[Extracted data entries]

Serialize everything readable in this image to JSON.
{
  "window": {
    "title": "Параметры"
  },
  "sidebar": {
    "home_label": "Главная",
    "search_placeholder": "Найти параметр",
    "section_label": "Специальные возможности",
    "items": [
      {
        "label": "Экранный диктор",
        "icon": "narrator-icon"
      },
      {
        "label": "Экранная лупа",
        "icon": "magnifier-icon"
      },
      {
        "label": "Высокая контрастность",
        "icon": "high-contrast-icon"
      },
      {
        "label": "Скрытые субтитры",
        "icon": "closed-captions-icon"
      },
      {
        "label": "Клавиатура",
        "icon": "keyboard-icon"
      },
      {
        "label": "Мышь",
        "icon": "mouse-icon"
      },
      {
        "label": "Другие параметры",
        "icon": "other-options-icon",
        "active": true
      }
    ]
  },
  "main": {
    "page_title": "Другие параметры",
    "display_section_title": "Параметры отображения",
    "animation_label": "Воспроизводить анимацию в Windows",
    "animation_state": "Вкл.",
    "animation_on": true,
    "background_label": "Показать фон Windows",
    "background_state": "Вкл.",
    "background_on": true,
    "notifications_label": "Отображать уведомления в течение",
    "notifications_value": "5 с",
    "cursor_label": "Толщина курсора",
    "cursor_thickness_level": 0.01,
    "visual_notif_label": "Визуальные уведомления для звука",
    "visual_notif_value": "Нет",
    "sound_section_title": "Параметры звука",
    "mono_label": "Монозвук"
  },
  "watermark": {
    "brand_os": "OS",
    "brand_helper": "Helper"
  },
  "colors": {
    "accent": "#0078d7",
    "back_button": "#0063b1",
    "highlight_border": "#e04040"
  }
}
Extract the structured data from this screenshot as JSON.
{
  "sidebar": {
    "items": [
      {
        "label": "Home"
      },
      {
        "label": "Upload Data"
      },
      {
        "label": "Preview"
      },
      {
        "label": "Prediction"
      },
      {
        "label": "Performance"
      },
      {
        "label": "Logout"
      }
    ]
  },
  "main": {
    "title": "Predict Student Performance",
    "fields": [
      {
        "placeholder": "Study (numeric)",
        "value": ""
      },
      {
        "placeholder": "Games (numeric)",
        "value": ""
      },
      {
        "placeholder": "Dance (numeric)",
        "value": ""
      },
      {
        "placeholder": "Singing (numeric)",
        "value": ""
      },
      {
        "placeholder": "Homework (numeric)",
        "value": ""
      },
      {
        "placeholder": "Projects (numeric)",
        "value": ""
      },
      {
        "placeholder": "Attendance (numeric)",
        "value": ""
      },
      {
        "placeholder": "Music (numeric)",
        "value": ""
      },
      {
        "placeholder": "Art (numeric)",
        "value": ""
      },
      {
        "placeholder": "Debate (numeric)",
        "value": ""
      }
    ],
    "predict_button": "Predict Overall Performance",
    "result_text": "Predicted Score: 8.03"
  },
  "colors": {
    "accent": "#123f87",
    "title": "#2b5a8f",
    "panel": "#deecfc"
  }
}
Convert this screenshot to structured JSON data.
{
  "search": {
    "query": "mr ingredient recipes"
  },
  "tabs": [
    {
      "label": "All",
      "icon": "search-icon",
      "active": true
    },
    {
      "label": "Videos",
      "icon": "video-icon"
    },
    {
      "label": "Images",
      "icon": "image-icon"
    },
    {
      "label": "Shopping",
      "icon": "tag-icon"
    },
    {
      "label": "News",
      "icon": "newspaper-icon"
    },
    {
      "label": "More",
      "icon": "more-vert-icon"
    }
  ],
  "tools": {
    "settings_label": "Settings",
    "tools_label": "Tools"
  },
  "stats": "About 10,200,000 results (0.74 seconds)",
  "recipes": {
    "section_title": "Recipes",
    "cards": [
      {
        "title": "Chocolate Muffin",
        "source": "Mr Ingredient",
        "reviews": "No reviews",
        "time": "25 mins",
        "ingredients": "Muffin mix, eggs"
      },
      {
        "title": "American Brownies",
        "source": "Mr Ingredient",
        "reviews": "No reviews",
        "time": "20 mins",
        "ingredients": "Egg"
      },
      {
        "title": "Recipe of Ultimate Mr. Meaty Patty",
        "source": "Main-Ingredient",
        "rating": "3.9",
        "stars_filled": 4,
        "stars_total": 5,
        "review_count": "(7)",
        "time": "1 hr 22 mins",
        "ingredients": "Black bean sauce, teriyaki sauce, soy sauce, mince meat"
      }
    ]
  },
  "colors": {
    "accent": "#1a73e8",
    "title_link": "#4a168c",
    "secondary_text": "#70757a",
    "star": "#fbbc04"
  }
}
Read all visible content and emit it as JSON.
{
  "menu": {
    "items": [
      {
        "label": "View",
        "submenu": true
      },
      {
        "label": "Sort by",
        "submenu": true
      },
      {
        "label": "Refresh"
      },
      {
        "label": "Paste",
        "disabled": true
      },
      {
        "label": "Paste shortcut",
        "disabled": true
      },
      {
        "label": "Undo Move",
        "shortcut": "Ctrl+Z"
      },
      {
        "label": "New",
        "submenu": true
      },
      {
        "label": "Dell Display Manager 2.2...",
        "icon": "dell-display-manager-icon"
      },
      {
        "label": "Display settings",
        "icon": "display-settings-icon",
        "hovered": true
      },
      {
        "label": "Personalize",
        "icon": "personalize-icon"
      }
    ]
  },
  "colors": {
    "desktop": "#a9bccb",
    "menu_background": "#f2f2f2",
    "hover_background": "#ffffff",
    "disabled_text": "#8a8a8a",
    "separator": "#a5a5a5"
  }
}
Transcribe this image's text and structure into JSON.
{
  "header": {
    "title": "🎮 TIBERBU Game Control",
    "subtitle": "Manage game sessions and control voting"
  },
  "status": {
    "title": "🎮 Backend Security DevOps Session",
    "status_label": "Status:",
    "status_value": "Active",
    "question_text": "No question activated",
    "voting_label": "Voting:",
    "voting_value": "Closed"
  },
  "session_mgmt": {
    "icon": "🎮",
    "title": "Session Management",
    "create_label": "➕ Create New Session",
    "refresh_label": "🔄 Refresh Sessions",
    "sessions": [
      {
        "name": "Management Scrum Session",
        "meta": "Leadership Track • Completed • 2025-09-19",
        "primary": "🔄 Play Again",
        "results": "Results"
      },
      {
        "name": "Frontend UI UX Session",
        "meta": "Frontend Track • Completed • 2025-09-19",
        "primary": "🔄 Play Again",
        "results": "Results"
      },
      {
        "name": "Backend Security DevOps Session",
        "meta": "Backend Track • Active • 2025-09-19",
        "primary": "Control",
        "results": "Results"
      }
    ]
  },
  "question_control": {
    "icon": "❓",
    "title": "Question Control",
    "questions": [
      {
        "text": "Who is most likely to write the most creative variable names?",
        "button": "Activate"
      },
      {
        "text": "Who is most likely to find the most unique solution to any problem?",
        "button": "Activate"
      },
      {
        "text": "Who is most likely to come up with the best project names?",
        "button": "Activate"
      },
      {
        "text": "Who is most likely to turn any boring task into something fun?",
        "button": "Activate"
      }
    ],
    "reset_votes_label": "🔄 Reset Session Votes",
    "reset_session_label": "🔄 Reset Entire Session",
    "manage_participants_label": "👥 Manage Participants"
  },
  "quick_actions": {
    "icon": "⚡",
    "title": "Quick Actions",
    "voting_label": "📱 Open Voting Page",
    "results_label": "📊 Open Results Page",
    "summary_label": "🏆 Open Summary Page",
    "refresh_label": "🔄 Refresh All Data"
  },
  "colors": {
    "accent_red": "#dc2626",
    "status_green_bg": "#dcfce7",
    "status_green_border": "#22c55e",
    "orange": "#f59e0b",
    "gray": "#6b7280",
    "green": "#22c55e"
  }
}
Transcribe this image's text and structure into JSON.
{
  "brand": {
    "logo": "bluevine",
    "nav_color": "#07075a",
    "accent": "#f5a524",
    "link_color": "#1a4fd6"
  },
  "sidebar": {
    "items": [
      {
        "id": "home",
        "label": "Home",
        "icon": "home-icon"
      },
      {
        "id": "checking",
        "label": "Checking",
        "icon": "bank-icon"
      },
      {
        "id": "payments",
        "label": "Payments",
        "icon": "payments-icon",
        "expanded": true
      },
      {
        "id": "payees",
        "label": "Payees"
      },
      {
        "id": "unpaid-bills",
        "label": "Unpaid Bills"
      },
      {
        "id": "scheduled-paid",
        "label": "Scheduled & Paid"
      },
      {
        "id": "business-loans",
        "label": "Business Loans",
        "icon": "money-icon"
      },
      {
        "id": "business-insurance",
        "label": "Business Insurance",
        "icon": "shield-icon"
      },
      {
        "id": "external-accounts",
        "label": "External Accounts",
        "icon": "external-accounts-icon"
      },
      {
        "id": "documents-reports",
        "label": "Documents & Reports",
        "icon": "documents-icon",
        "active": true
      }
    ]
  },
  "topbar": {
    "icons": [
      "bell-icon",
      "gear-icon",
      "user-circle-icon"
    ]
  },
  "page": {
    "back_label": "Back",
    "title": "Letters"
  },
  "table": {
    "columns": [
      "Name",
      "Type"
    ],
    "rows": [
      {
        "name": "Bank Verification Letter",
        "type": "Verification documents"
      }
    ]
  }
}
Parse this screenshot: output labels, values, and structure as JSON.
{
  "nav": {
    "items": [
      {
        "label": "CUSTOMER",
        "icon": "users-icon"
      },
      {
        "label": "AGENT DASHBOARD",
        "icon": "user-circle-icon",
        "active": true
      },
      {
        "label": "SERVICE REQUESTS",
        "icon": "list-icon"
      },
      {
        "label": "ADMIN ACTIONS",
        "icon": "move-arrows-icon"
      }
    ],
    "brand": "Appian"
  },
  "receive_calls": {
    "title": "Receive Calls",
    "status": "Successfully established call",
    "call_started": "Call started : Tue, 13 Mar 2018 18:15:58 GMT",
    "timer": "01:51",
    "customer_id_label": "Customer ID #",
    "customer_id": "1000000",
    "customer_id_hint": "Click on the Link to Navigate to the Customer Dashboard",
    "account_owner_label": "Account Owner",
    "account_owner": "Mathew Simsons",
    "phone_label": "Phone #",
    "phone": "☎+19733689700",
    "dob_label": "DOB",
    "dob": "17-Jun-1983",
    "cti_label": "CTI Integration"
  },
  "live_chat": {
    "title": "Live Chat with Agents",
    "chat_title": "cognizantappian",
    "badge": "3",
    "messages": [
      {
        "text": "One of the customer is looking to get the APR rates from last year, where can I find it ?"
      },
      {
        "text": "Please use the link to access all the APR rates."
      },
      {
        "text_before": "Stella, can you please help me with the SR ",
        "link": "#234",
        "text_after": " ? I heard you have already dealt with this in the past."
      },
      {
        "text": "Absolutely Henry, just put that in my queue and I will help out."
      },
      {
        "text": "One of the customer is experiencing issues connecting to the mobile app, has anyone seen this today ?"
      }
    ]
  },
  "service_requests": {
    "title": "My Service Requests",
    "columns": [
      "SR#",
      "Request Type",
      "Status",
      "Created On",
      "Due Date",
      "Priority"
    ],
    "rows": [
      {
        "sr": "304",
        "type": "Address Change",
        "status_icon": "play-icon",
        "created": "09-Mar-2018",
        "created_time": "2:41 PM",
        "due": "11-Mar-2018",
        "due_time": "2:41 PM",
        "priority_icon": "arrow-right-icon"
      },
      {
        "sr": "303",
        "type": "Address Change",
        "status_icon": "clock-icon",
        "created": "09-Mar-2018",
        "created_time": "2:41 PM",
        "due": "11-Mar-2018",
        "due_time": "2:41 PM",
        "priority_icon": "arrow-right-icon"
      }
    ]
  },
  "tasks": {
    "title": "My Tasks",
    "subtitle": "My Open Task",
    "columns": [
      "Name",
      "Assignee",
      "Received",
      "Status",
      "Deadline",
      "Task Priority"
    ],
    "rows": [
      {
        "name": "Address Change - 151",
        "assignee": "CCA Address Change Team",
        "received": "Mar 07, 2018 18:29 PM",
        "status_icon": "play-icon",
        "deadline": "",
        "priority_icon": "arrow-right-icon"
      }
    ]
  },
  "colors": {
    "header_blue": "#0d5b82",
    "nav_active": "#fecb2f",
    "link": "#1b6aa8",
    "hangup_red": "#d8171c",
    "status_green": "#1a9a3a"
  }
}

(Goal of the exercise) Copy each line from the data above that includes "find".

(Exercise output)
        "text": "Who is most likely to find the most unique solution to any problem?",
        "text": "One of the customer is looking to get the APR rates from last year, where can I find it ?"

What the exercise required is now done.